-- BEGIN DATASET ROWS --
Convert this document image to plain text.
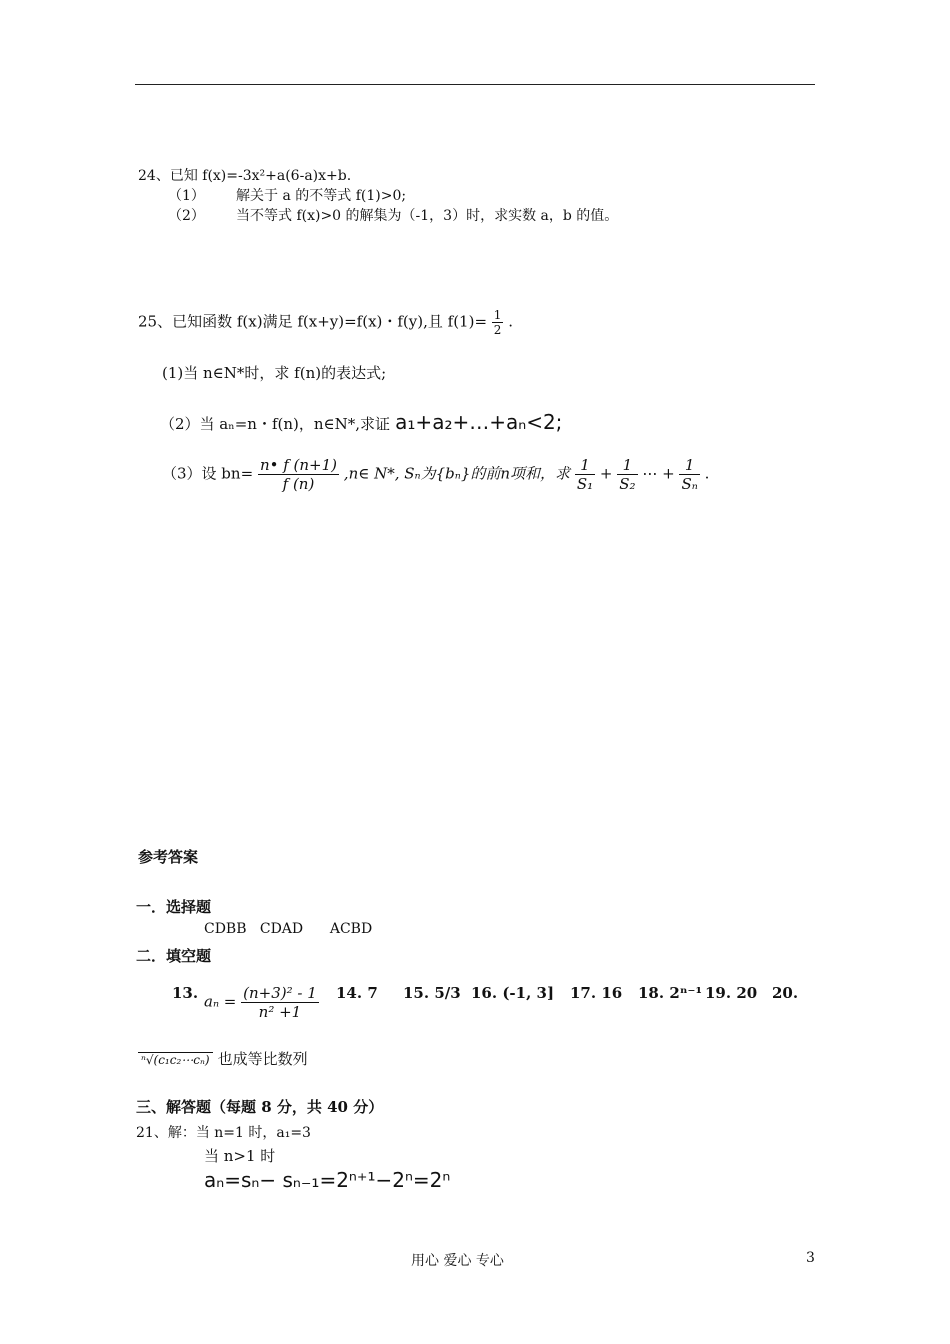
24、已知 f(x)=-3x²+a(6-a)x+b.
（1） 解关于 a 的不等式 f(1)>0;
（2） 当不等式 f(x)>0 的解集为（-1，3）时，求实数 a，b 的值。
25、已知函数 f(x)满足 f(x+y)=f(x)・f(y),且 $f(1)= \frac{1}{2}$ .
(1)当 n∈N*时，求 f(n)的表达式;
（2）当 aₙ=n・f(n)，n∈N*,求证 a₁+a₂+…+aₙ<2;
（3）设 $bn= \frac{n• f (n+1)}{f (n)}$ ,n∈ N*, Sₙ为{bₙ}的前n项和，求 $\frac{1}{\text{S₁}} + \frac{1}{\text{S₂}}$ ⋯ + $\frac{1}{\text{Sₙ}}$ .
参考答案
一．选择题
CDBB   CDAD      ACBD
二．填空题
13. $a_n = \frac{\text{(n+3)² - 1}}{\text{n² +1}} 14$. 7 15. 5/3 16. (-1, 3] 17. 16 18. 2ⁿ⁻¹ 19. 20 20.
ⁿ√(c₁c₂⋯cₙ) 也成等比数列
三、解答题（每题 8 分，共 40 分）
21、解：当 n=1 时，a₁=3
当 n>1 时
aₙ=sₙ− sₙ₋₁=2ⁿ⁺¹−2ⁿ=2ⁿ
用心 爱心 专心	3
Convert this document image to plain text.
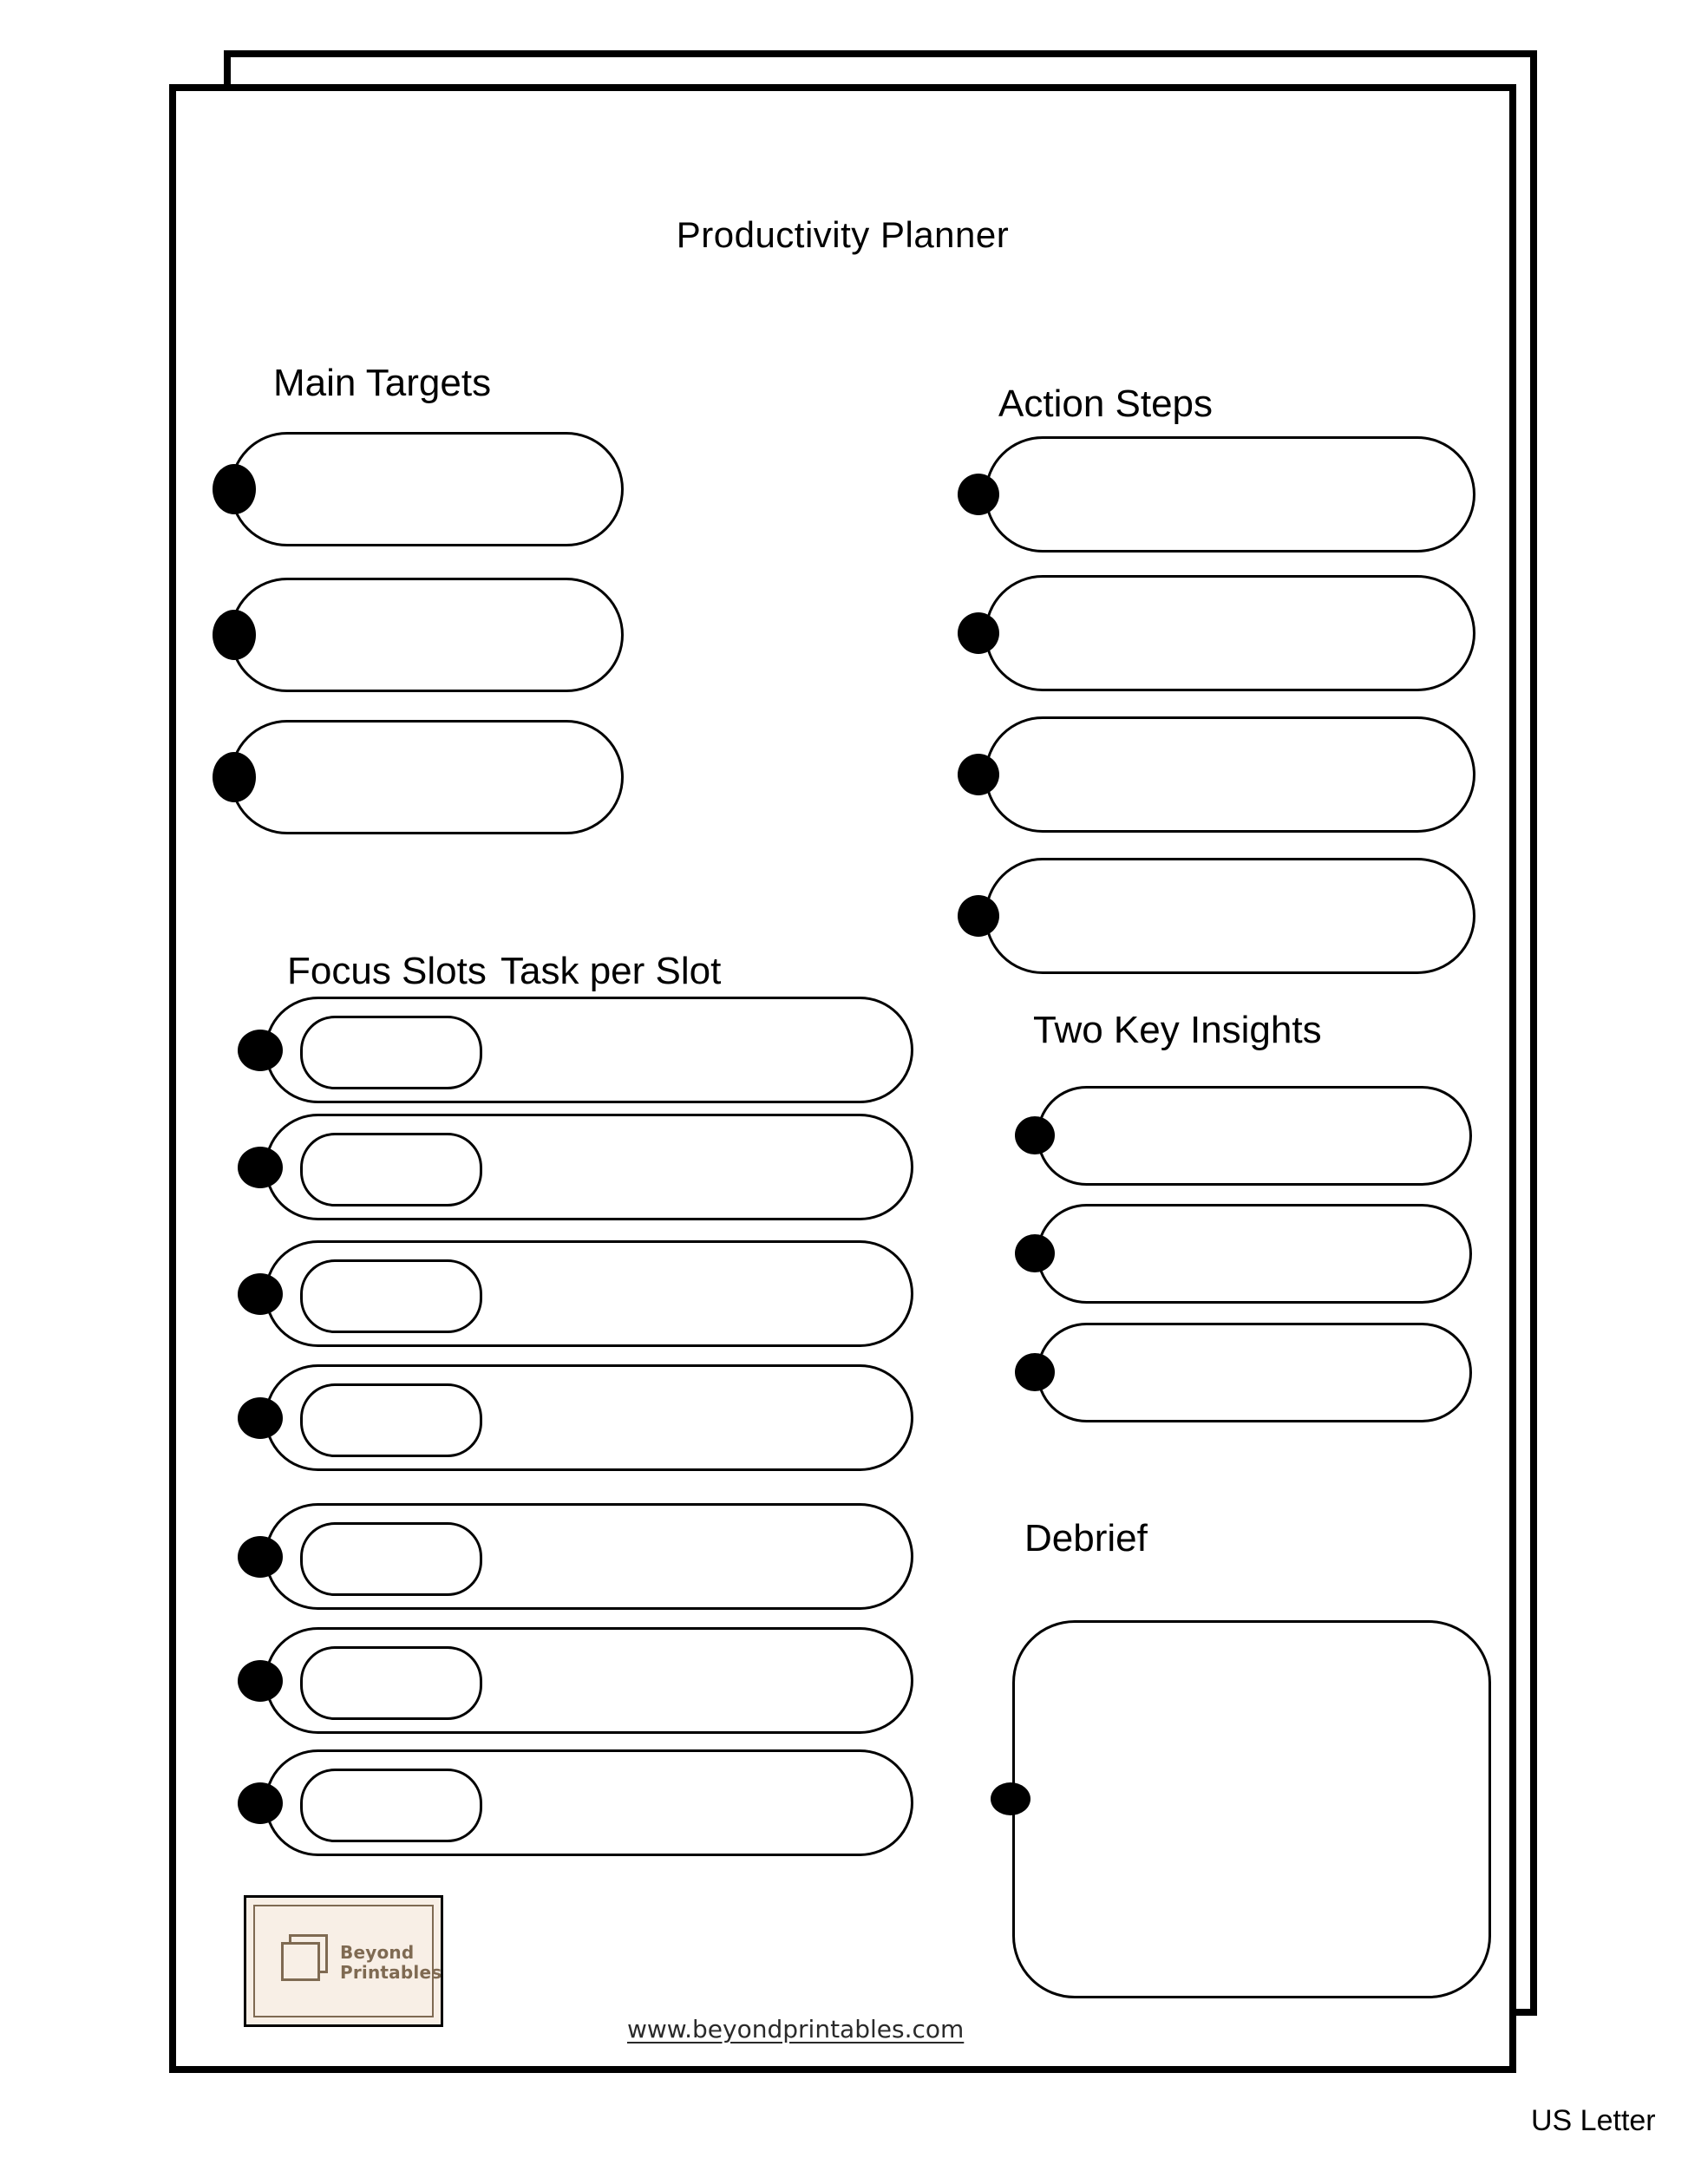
Productivity Planner
Main Targets	Action Steps
Focus Slots Task per Slot
Two Key Insights
Debrief
Beyond
Printables
www.beyondprintables.com
US Letter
-- END DATASET ROWS --
TASK INSTRUCTIONS>
Exclude the images, then output the data above word for word.

EXERCISE RESPONSE>
Convert this document image to plain text.
24、已知 f(x)=-3x²+a(6-a)x+b.
（1） 解关于 a 的不等式 f(1)>0;
（2） 当不等式 f(x)>0 的解集为（-1，3）时，求实数 a，b 的值。
25、已知函数 f(x)满足 f(x+y)=f(x)・f(y),且 $f(1)= \frac{1}{2}$ .
(1)当 n∈N*时，求 f(n)的表达式;
（2）当 aₙ=n・f(n)，n∈N*,求证 a₁+a₂+…+aₙ<2;
（3）设 $bn= \frac{n• f (n+1)}{f (n)}$ ,n∈ N*, Sₙ为{bₙ}的前n项和，求 $\frac{1}{\text{S₁}} + \frac{1}{\text{S₂}}$ ⋯ + $\frac{1}{\text{Sₙ}}$ .
参考答案
一．选择题
CDBB   CDAD      ACBD
二．填空题
13. $a_n = \frac{\text{(n+3)² - 1}}{\text{n² +1}} 14$. 7 15. 5/3 16. (-1, 3] 17. 16 18. 2ⁿ⁻¹ 19. 20 20.
ⁿ√(c₁c₂⋯cₙ) 也成等比数列
三、解答题（每题 8 分，共 40 分）
21、解：当 n=1 时，a₁=3
当 n>1 时
aₙ=sₙ− sₙ₋₁=2ⁿ⁺¹−2ⁿ=2ⁿ
用心 爱心 专心	3
Convert this document image to plain text.
Productivity Planner
Main Targets	Action Steps
Focus Slots Task per Slot
Two Key Insights
Debrief
Beyond
Printables
www.beyondprintables.com
US Letter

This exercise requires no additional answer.